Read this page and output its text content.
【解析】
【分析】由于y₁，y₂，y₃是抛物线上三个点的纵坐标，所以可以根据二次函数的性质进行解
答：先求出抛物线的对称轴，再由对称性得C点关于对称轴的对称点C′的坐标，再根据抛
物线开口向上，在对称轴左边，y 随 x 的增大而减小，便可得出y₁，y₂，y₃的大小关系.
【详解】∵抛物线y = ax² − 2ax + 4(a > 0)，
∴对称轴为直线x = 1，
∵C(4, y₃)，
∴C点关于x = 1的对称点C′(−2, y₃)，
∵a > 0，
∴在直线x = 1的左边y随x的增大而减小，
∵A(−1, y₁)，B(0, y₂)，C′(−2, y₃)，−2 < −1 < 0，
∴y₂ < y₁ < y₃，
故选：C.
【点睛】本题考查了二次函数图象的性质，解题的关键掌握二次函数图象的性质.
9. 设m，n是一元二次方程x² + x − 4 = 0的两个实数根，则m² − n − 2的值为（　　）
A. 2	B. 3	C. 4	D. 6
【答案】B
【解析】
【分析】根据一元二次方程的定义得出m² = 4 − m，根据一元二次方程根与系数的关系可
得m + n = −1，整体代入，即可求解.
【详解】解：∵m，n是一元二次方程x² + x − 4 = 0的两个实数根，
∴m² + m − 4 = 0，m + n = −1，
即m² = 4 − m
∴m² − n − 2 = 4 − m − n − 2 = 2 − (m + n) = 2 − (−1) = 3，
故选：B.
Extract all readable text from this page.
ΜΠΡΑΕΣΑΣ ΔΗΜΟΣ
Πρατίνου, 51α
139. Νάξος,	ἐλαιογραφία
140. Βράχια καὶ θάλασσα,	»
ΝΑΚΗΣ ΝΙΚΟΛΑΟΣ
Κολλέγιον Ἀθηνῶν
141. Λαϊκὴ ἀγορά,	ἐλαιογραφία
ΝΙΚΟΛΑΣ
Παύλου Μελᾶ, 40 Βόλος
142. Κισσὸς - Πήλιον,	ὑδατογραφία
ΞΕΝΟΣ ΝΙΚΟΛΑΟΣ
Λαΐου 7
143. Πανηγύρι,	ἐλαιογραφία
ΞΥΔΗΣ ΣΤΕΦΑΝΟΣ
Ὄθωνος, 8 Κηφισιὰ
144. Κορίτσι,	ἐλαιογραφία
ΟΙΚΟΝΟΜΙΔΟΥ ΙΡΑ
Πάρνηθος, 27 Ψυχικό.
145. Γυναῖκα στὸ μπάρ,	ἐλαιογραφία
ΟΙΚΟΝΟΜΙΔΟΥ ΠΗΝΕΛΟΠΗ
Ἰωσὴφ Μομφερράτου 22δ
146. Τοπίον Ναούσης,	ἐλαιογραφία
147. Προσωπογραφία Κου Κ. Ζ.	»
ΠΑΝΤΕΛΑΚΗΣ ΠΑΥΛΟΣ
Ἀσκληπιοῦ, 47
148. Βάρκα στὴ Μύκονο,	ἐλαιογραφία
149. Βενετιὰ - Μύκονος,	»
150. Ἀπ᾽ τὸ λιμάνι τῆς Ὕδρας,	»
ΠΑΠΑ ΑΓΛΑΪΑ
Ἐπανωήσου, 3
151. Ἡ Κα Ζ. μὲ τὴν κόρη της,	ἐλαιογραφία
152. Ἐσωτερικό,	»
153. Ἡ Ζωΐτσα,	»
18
-------
## To do:
Select and copy every line of the material that holds the string "this".

## Output:
Read this page and output its text content.
Extract all readable text from this page.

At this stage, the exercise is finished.